**REQUIRED TASK**
From the listing that follows, extract every line and set it down unaltered.
• • •
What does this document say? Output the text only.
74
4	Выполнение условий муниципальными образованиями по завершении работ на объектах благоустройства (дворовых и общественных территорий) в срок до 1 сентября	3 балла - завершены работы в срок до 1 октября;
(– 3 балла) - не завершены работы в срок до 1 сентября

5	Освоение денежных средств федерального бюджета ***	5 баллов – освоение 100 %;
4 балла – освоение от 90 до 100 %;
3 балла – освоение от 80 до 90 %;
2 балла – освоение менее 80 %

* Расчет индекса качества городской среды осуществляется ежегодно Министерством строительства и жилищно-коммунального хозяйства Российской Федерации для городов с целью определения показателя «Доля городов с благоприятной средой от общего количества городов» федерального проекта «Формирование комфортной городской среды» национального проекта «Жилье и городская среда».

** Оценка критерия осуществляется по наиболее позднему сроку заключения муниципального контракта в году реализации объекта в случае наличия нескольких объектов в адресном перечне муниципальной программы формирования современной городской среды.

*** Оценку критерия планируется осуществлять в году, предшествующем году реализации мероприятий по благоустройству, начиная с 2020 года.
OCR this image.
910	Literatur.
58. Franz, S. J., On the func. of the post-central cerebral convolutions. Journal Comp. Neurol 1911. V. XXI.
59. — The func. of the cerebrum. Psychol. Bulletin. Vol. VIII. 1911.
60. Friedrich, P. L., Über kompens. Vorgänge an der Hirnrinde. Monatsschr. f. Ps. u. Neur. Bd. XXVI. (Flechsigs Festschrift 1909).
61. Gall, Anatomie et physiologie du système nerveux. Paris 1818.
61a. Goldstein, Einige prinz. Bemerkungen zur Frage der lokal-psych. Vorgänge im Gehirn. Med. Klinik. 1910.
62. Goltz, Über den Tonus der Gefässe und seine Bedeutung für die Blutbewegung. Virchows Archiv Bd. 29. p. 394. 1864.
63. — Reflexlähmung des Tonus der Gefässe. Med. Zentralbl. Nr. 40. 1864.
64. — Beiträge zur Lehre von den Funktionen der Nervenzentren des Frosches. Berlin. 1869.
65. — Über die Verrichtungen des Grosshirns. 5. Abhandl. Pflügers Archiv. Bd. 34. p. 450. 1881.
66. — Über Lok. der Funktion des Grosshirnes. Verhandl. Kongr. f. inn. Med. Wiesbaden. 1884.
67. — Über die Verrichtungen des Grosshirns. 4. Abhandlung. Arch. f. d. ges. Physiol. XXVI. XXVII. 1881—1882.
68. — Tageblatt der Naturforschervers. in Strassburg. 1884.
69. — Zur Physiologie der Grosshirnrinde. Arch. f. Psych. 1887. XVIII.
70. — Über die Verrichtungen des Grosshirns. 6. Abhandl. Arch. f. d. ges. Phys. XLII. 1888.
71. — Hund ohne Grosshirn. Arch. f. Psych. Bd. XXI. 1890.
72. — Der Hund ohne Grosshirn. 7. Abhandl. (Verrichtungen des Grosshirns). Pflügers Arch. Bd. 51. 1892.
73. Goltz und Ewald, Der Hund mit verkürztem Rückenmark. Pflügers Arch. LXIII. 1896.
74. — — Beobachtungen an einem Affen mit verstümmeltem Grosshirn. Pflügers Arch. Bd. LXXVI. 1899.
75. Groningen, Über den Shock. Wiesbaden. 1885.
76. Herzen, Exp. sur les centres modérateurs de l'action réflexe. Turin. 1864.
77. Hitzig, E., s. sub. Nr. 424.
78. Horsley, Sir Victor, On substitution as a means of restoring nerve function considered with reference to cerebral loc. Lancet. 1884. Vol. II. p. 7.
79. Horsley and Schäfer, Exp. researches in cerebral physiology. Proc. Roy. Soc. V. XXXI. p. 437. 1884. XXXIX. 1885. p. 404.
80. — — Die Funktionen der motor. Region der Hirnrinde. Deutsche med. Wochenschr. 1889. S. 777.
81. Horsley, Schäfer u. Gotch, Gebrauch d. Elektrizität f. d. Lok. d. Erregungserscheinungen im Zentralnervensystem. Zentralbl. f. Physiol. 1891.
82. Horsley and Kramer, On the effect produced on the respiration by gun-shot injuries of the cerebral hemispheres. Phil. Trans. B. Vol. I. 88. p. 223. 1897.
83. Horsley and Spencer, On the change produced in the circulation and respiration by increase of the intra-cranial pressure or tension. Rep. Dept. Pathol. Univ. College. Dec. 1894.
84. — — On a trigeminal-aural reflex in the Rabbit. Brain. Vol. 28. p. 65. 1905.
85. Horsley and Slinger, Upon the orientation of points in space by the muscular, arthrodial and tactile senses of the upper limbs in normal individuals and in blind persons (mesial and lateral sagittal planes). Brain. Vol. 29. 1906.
• • •
**TASK RESULT**
What does this document say? Output the text only.
74
4	Выполнение условий муниципальными образованиями по завершении работ на объектах благоустройства (дворовых и общественных территорий) в срок до 1 сентября	3 балла - завершены работы в срок до 1 октября;
(– 3 балла) - не завершены работы в срок до 1 сентября

5	Освоение денежных средств федерального бюджета ***	5 баллов – освоение 100 %;
4 балла – освоение от 90 до 100 %;
3 балла – освоение от 80 до 90 %;
2 балла – освоение менее 80 %

* Расчет индекса качества городской среды осуществляется ежегодно Министерством строительства и жилищно-коммунального хозяйства Российской Федерации для городов с целью определения показателя «Доля городов с благоприятной средой от общего количества городов» федерального проекта «Формирование комфортной городской среды» национального проекта «Жилье и городская среда».

** Оценка критерия осуществляется по наиболее позднему сроку заключения муниципального контракта в году реализации объекта в случае наличия нескольких объектов в адресном перечне муниципальной программы формирования современной городской среды.

*** Оценку критерия планируется осуществлять в году, предшествующем году реализации мероприятий по благоустройству, начиная с 2020 года.
OCR this image.
910	Literatur.
58. Franz, S. J., On the func. of the post-central cerebral convolutions. Journal Comp. Neurol 1911. V. XXI.
59. — The func. of the cerebrum. Psychol. Bulletin. Vol. VIII. 1911.
60. Friedrich, P. L., Über kompens. Vorgänge an der Hirnrinde. Monatsschr. f. Ps. u. Neur. Bd. XXVI. (Flechsigs Festschrift 1909).
61. Gall, Anatomie et physiologie du système nerveux. Paris 1818.
61a. Goldstein, Einige prinz. Bemerkungen zur Frage der lokal-psych. Vorgänge im Gehirn. Med. Klinik. 1910.
62. Goltz, Über den Tonus der Gefässe und seine Bedeutung für die Blutbewegung. Virchows Archiv Bd. 29. p. 394. 1864.
63. — Reflexlähmung des Tonus der Gefässe. Med. Zentralbl. Nr. 40. 1864.
64. — Beiträge zur Lehre von den Funktionen der Nervenzentren des Frosches. Berlin. 1869.
65. — Über die Verrichtungen des Grosshirns. 5. Abhandl. Pflügers Archiv. Bd. 34. p. 450. 1881.
66. — Über Lok. der Funktion des Grosshirnes. Verhandl. Kongr. f. inn. Med. Wiesbaden. 1884.
67. — Über die Verrichtungen des Grosshirns. 4. Abhandlung. Arch. f. d. ges. Physiol. XXVI. XXVII. 1881—1882.
68. — Tageblatt der Naturforschervers. in Strassburg. 1884.
69. — Zur Physiologie der Grosshirnrinde. Arch. f. Psych. 1887. XVIII.
70. — Über die Verrichtungen des Grosshirns. 6. Abhandl. Arch. f. d. ges. Phys. XLII. 1888.
71. — Hund ohne Grosshirn. Arch. f. Psych. Bd. XXI. 1890.
72. — Der Hund ohne Grosshirn. 7. Abhandl. (Verrichtungen des Grosshirns). Pflügers Arch. Bd. 51. 1892.
73. Goltz und Ewald, Der Hund mit verkürztem Rückenmark. Pflügers Arch. LXIII. 1896.
74. — — Beobachtungen an einem Affen mit verstümmeltem Grosshirn. Pflügers Arch. Bd. LXXVI. 1899.
75. Groningen, Über den Shock. Wiesbaden. 1885.
76. Herzen, Exp. sur les centres modérateurs de l'action réflexe. Turin. 1864.
77. Hitzig, E., s. sub. Nr. 424.
78. Horsley, Sir Victor, On substitution as a means of restoring nerve function considered with reference to cerebral loc. Lancet. 1884. Vol. II. p. 7.
79. Horsley and Schäfer, Exp. researches in cerebral physiology. Proc. Roy. Soc. V. XXXI. p. 437. 1884. XXXIX. 1885. p. 404.
80. — — Die Funktionen der motor. Region der Hirnrinde. Deutsche med. Wochenschr. 1889. S. 777.
81. Horsley, Schäfer u. Gotch, Gebrauch d. Elektrizität f. d. Lok. d. Erregungserscheinungen im Zentralnervensystem. Zentralbl. f. Physiol. 1891.
82. Horsley and Kramer, On the effect produced on the respiration by gun-shot injuries of the cerebral hemispheres. Phil. Trans. B. Vol. I. 88. p. 223. 1897.
83. Horsley and Spencer, On the change produced in the circulation and respiration by increase of the intra-cranial pressure or tension. Rep. Dept. Pathol. Univ. College. Dec. 1894.
84. — — On a trigeminal-aural reflex in the Rabbit. Brain. Vol. 28. p. 65. 1905.
85. Horsley and Slinger, Upon the orientation of points in space by the muscular, arthrodial and tactile senses of the upper limbs in normal individuals and in blind persons (mesial and lateral sagittal planes). Brain. Vol. 29. 1906.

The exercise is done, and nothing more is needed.